■ **WHAT YOU HAVE TO DO**
Edit the rows below so that every "chevron-down-icon" becomes "caret-down-icon", and leave everything else unchanged.

■ **Raw records**

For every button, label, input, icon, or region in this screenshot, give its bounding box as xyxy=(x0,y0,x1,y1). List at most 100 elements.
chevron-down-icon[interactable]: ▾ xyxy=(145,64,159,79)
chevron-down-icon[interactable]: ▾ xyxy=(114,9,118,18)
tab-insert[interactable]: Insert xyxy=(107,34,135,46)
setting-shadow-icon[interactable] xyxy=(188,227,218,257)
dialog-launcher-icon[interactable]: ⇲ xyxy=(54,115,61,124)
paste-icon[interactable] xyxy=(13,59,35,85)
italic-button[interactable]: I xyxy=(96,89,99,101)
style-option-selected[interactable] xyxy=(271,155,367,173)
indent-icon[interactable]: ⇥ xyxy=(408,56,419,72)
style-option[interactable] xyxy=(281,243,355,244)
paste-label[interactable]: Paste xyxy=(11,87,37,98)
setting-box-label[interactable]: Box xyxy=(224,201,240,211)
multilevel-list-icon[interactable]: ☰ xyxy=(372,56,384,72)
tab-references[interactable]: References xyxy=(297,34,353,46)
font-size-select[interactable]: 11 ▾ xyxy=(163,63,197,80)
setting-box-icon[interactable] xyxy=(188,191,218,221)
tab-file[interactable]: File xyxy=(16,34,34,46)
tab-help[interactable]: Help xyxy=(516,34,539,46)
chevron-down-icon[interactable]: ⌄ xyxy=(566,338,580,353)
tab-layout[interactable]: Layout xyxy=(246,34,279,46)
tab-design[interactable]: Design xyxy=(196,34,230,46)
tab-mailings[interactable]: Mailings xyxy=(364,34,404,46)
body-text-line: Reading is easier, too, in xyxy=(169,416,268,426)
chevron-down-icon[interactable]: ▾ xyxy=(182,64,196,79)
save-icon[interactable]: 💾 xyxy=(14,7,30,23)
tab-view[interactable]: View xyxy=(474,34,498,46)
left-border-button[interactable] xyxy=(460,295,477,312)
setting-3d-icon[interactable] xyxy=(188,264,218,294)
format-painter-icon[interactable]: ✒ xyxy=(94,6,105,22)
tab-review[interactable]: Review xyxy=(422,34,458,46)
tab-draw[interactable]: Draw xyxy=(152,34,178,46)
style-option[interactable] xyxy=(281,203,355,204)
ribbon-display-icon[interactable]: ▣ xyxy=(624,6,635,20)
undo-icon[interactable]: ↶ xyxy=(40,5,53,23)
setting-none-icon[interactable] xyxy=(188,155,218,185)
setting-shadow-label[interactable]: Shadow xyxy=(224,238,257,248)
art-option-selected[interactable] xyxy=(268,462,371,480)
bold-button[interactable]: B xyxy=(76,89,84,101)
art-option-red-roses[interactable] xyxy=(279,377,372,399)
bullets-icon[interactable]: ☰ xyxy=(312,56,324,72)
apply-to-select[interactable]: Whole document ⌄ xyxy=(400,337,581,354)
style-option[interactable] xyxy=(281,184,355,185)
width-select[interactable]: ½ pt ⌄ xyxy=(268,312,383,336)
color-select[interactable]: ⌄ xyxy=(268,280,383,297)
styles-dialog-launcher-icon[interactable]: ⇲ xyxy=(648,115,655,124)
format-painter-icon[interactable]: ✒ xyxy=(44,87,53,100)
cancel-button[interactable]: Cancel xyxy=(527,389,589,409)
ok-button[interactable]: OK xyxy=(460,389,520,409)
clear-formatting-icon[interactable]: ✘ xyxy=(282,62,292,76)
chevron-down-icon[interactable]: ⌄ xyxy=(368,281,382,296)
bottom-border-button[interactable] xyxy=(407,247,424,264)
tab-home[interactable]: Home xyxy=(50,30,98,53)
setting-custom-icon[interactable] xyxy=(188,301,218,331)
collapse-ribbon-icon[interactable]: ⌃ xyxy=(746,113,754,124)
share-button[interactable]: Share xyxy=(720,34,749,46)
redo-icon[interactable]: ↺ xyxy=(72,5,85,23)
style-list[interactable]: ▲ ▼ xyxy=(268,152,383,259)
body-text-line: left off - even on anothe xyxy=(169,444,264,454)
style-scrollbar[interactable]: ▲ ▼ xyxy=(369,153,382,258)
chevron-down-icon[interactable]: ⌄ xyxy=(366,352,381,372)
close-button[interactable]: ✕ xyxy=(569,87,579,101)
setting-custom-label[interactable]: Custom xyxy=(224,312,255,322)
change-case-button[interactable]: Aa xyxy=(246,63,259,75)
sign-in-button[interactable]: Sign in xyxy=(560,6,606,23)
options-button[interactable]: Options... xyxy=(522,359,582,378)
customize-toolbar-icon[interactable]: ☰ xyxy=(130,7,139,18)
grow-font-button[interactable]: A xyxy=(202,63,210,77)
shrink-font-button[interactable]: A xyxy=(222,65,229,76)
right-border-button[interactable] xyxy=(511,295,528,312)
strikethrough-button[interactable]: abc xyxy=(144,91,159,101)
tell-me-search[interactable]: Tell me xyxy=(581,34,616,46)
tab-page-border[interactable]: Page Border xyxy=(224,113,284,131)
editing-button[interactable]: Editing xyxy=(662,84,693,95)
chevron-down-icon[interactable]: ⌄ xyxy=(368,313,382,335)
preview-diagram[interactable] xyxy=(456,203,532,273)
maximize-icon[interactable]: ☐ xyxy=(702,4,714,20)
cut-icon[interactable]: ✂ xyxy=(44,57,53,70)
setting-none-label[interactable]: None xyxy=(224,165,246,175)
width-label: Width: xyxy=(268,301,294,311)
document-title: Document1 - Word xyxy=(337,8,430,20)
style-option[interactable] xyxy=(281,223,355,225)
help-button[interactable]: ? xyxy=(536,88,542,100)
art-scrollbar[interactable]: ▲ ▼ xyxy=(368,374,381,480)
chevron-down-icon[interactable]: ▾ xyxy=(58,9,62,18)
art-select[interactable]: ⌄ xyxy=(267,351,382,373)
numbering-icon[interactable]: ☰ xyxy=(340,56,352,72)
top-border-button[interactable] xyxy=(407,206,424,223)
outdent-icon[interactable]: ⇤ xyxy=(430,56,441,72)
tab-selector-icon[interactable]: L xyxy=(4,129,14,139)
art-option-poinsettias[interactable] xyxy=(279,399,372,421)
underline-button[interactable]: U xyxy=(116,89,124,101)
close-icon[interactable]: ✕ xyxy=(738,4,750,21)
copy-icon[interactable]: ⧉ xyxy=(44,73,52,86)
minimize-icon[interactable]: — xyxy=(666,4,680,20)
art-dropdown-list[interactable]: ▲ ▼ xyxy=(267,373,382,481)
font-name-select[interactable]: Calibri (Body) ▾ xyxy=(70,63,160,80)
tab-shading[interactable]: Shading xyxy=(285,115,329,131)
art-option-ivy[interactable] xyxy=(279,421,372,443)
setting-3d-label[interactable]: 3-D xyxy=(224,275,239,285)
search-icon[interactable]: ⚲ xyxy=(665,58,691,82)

■ **TASK SOLUTION**
For every button, label, input, icon, or region in this screenshot, give its bounding box as xyxy=(x0,y0,x1,y1). List at most 100 elements.
caret-down-icon[interactable]: ▾ xyxy=(145,64,159,79)
caret-down-icon[interactable]: ▾ xyxy=(114,9,118,18)
tab-insert[interactable]: Insert xyxy=(107,34,135,46)
setting-shadow-icon[interactable] xyxy=(188,227,218,257)
dialog-launcher-icon[interactable]: ⇲ xyxy=(54,115,61,124)
paste-icon[interactable] xyxy=(13,59,35,85)
italic-button[interactable]: I xyxy=(96,89,99,101)
style-option-selected[interactable] xyxy=(271,155,367,173)
indent-icon[interactable]: ⇥ xyxy=(408,56,419,72)
style-option[interactable] xyxy=(281,243,355,244)
paste-label[interactable]: Paste xyxy=(11,87,37,98)
setting-box-label[interactable]: Box xyxy=(224,201,240,211)
multilevel-list-icon[interactable]: ☰ xyxy=(372,56,384,72)
tab-references[interactable]: References xyxy=(297,34,353,46)
font-size-select[interactable]: 11 ▾ xyxy=(163,63,197,80)
setting-box-icon[interactable] xyxy=(188,191,218,221)
tab-file[interactable]: File xyxy=(16,34,34,46)
tab-help[interactable]: Help xyxy=(516,34,539,46)
caret-down-icon[interactable]: ⌄ xyxy=(566,338,580,353)
tab-layout[interactable]: Layout xyxy=(246,34,279,46)
tab-design[interactable]: Design xyxy=(196,34,230,46)
tab-mailings[interactable]: Mailings xyxy=(364,34,404,46)
body-text-line: Reading is easier, too, in xyxy=(169,416,268,426)
caret-down-icon[interactable]: ▾ xyxy=(182,64,196,79)
save-icon[interactable]: 💾 xyxy=(14,7,30,23)
tab-view[interactable]: View xyxy=(474,34,498,46)
left-border-button[interactable] xyxy=(460,295,477,312)
setting-3d-icon[interactable] xyxy=(188,264,218,294)
format-painter-icon[interactable]: ✒ xyxy=(94,6,105,22)
tab-review[interactable]: Review xyxy=(422,34,458,46)
tab-draw[interactable]: Draw xyxy=(152,34,178,46)
style-option[interactable] xyxy=(281,203,355,204)
ribbon-display-icon[interactable]: ▣ xyxy=(624,6,635,20)
undo-icon[interactable]: ↶ xyxy=(40,5,53,23)
setting-none-icon[interactable] xyxy=(188,155,218,185)
setting-shadow-label[interactable]: Shadow xyxy=(224,238,257,248)
art-option-selected[interactable] xyxy=(268,462,371,480)
bold-button[interactable]: B xyxy=(76,89,84,101)
art-option-red-roses[interactable] xyxy=(279,377,372,399)
bullets-icon[interactable]: ☰ xyxy=(312,56,324,72)
apply-to-select[interactable]: Whole document ⌄ xyxy=(400,337,581,354)
style-option[interactable] xyxy=(281,184,355,185)
width-select[interactable]: ½ pt ⌄ xyxy=(268,312,383,336)
color-select[interactable]: ⌄ xyxy=(268,280,383,297)
styles-dialog-launcher-icon[interactable]: ⇲ xyxy=(648,115,655,124)
format-painter-icon[interactable]: ✒ xyxy=(44,87,53,100)
cancel-button[interactable]: Cancel xyxy=(527,389,589,409)
ok-button[interactable]: OK xyxy=(460,389,520,409)
clear-formatting-icon[interactable]: ✘ xyxy=(282,62,292,76)
caret-down-icon[interactable]: ⌄ xyxy=(368,281,382,296)
bottom-border-button[interactable] xyxy=(407,247,424,264)
tab-home[interactable]: Home xyxy=(50,30,98,53)
setting-custom-icon[interactable] xyxy=(188,301,218,331)
collapse-ribbon-icon[interactable]: ⌃ xyxy=(746,113,754,124)
share-button[interactable]: Share xyxy=(720,34,749,46)
redo-icon[interactable]: ↺ xyxy=(72,5,85,23)
style-list[interactable]: ▲ ▼ xyxy=(268,152,383,259)
body-text-line: left off - even on anothe xyxy=(169,444,264,454)
style-scrollbar[interactable]: ▲ ▼ xyxy=(369,153,382,258)
caret-down-icon[interactable]: ⌄ xyxy=(366,352,381,372)
close-button[interactable]: ✕ xyxy=(569,87,579,101)
setting-custom-label[interactable]: Custom xyxy=(224,312,255,322)
change-case-button[interactable]: Aa xyxy=(246,63,259,75)
sign-in-button[interactable]: Sign in xyxy=(560,6,606,23)
options-button[interactable]: Options... xyxy=(522,359,582,378)
customize-toolbar-icon[interactable]: ☰ xyxy=(130,7,139,18)
grow-font-button[interactable]: A xyxy=(202,63,210,77)
shrink-font-button[interactable]: A xyxy=(222,65,229,76)
right-border-button[interactable] xyxy=(511,295,528,312)
strikethrough-button[interactable]: abc xyxy=(144,91,159,101)
tell-me-search[interactable]: Tell me xyxy=(581,34,616,46)
tab-page-border[interactable]: Page Border xyxy=(224,113,284,131)
editing-button[interactable]: Editing xyxy=(662,84,693,95)
caret-down-icon[interactable]: ⌄ xyxy=(368,313,382,335)
preview-diagram[interactable] xyxy=(456,203,532,273)
maximize-icon[interactable]: ☐ xyxy=(702,4,714,20)
cut-icon[interactable]: ✂ xyxy=(44,57,53,70)
setting-none-label[interactable]: None xyxy=(224,165,246,175)
width-label: Width: xyxy=(268,301,294,311)
document-title: Document1 - Word xyxy=(337,8,430,20)
style-option[interactable] xyxy=(281,223,355,225)
help-button[interactable]: ? xyxy=(536,88,542,100)
art-scrollbar[interactable]: ▲ ▼ xyxy=(368,374,381,480)
caret-down-icon[interactable]: ▾ xyxy=(58,9,62,18)
art-select[interactable]: ⌄ xyxy=(267,351,382,373)
numbering-icon[interactable]: ☰ xyxy=(340,56,352,72)
top-border-button[interactable] xyxy=(407,206,424,223)
outdent-icon[interactable]: ⇤ xyxy=(430,56,441,72)
tab-selector-icon[interactable]: L xyxy=(4,129,14,139)
art-option-poinsettias[interactable] xyxy=(279,399,372,421)
underline-button[interactable]: U xyxy=(116,89,124,101)
close-icon[interactable]: ✕ xyxy=(738,4,750,21)
copy-icon[interactable]: ⧉ xyxy=(44,73,52,86)
minimize-icon[interactable]: — xyxy=(666,4,680,20)
art-dropdown-list[interactable]: ▲ ▼ xyxy=(267,373,382,481)
font-name-select[interactable]: Calibri (Body) ▾ xyxy=(70,63,160,80)
tab-shading[interactable]: Shading xyxy=(285,115,329,131)
art-option-ivy[interactable] xyxy=(279,421,372,443)
setting-3d-label[interactable]: 3-D xyxy=(224,275,239,285)
search-icon[interactable]: ⚲ xyxy=(665,58,691,82)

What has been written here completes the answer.